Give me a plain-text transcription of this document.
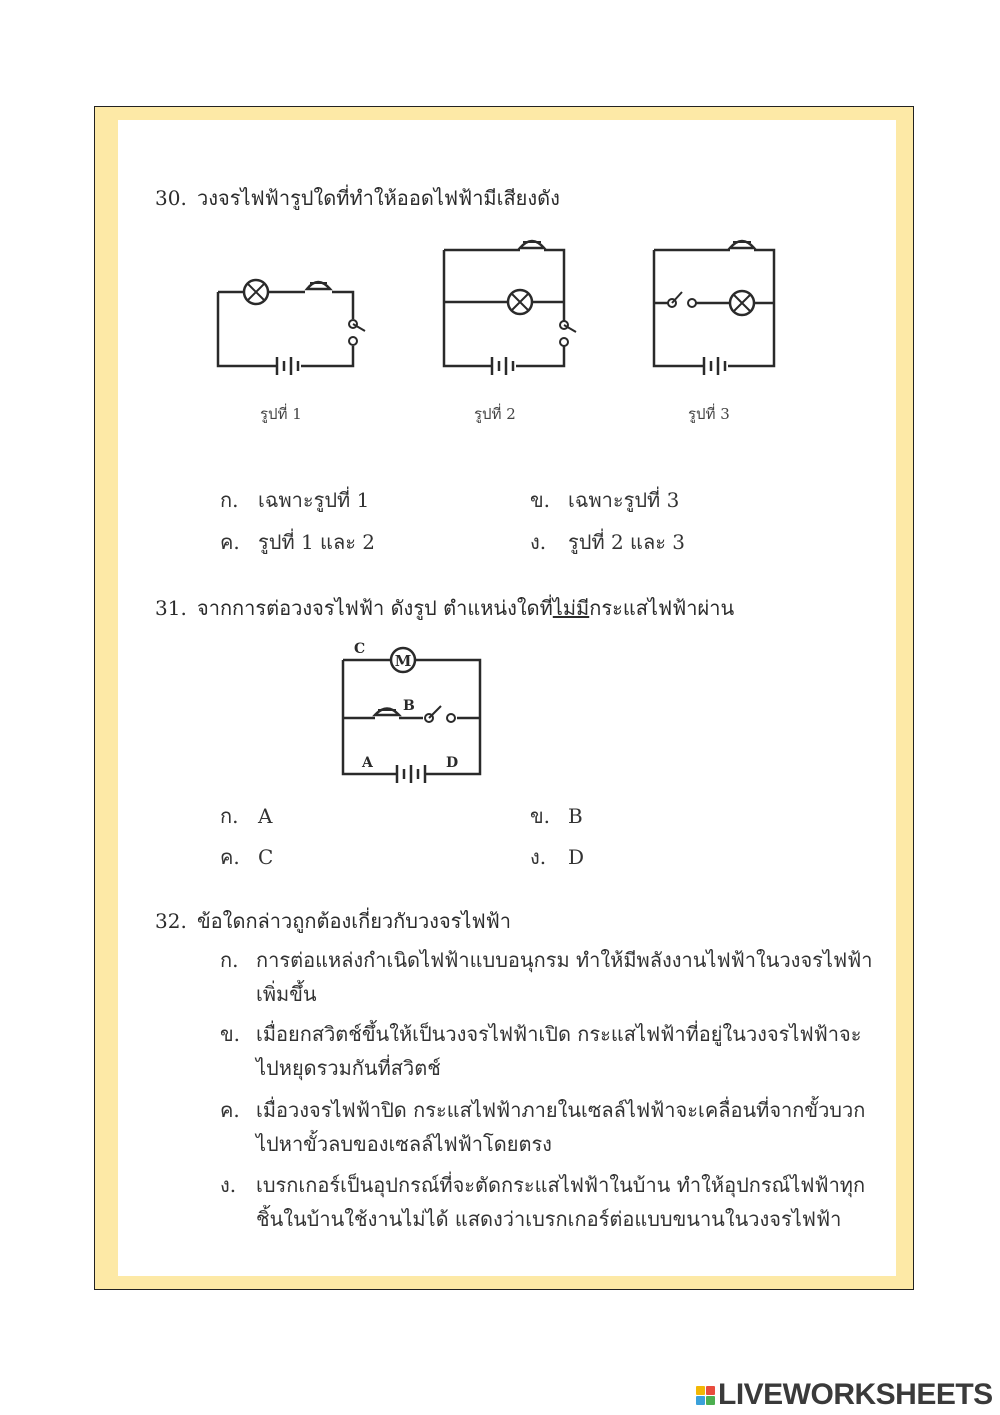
30. วงจรไฟฟ้ารูปใดที่ทำให้ออดไฟฟ้ามีเสียงดัง
รูปที่ 1	รูปที่ 2	รูปที่ 3
ก. เฉพาะรูปที่ 1	ข. เฉพาะรูปที่ 3
ค. รูปที่ 1 และ 2	ง. รูปที่ 2 และ 3
31. จากการต่อวงจรไฟฟ้า ดังรูป ตำแหน่งใดที่ไม่มีกระแสไฟฟ้าผ่าน
M
C
B
A	D
ก. A	ข. B
ค. C	ง. D
32. ข้อใดกล่าวถูกต้องเกี่ยวกับวงจรไฟฟ้า
ก. การต่อแหล่งกำเนิดไฟฟ้าแบบอนุกรม ทำให้มีพลังงานไฟฟ้าในวงจรไฟฟ้าเพิ่มขึ้น
ข. เมื่อยกสวิตช์ขึ้นให้เป็นวงจรไฟฟ้าเปิด กระแสไฟฟ้าที่อยู่ในวงจรไฟฟ้าจะไปหยุดรวมกันที่สวิตช์
ค. เมื่อวงจรไฟฟ้าปิด กระแสไฟฟ้าภายในเซลล์ไฟฟ้าจะเคลื่อนที่จากขั้วบวกไปหาขั้วลบของเซลล์ไฟฟ้าโดยตรง
ง. เบรกเกอร์เป็นอุปกรณ์ที่จะตัดกระแสไฟฟ้าในบ้าน ทำให้อุปกรณ์ไฟฟ้าทุกชิ้นในบ้านใช้งานไม่ได้ แสดงว่าเบรกเกอร์ต่อแบบขนานในวงจรไฟฟ้า
LIVEWORKSHEETS
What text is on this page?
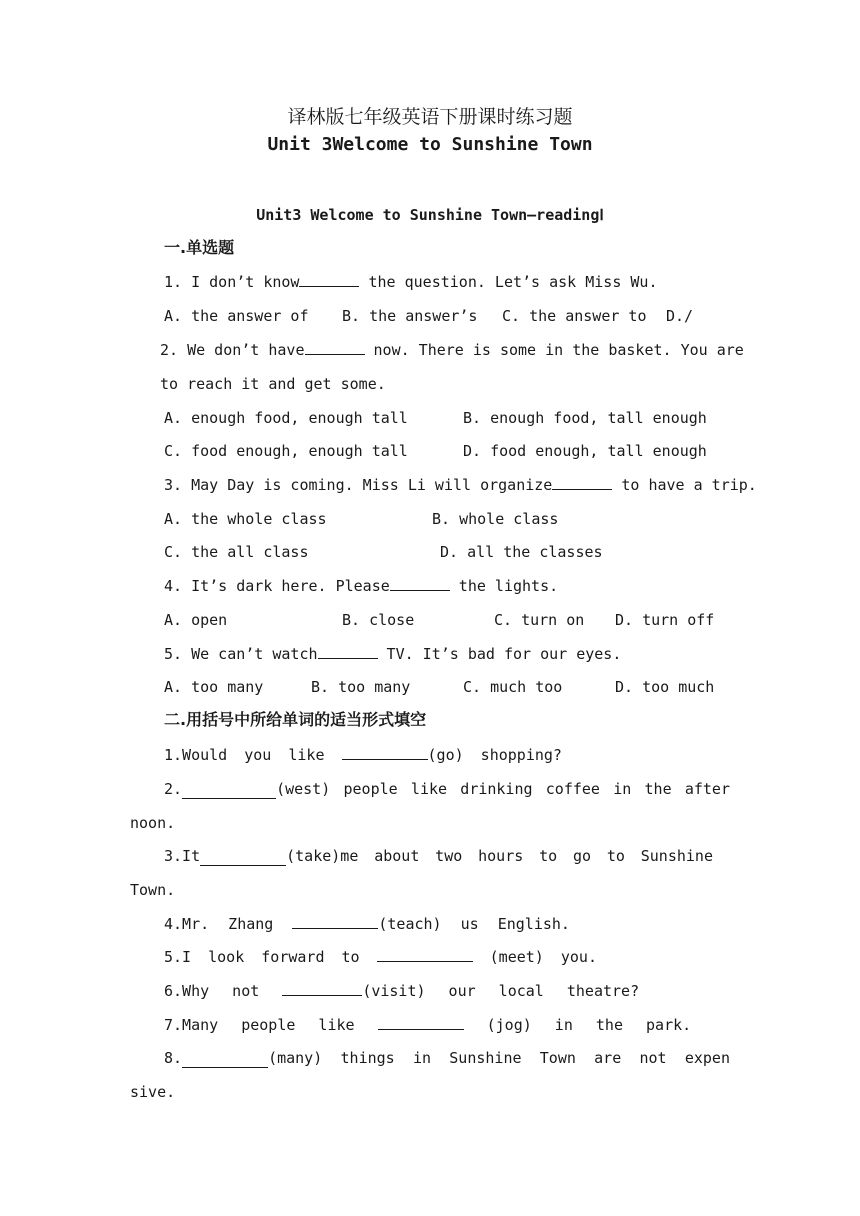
译林版七年级英语下册课时练习题
Unit 3Welcome to Sunshine Town
Unit3 Welcome to Sunshine Town—readingⅠ
一.单选题
1. I don’t know	the question. Let’s ask Miss Wu.
A. the answer of B. the answer’s C. the answer to D./
2. We don’t have	now. There is some in the basket. You are
to reach it and get some.
A. enough food, enough tall	B. enough food, tall enough
C. food enough, enough tall	D. food enough, tall enough
3. May Day is coming. Miss Li will organize	to have a trip.
A. the whole class	B. whole class
C. the all class	D. all the classes
4. It’s dark here. Please	the lights.
A. open	B. close	C. turn on D. turn off
5. We can’t watch	TV. It’s bad for our eyes.
A. too many	B. too many	C. much too	D. too much
二.用括号中所给单词的适当形式填空
1.Would you like	(go) shopping?
2.	(west) people like drinking coffee in the after
noon.
3.It	(take)me about two hours to go to Sunshine
Town.
4.Mr. Zhang	(teach) us English.
5.I look forward to	(meet) you.
6.Why not	(visit) our local theatre?
7.Many people like	(jog) in the park.
8.	(many) things in Sunshine Town are not expen
sive.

___

■ Challenge: What is the number of lines in the records above that include the word "Town"? Reply with that number and nothing more.

■ Worked answer: 4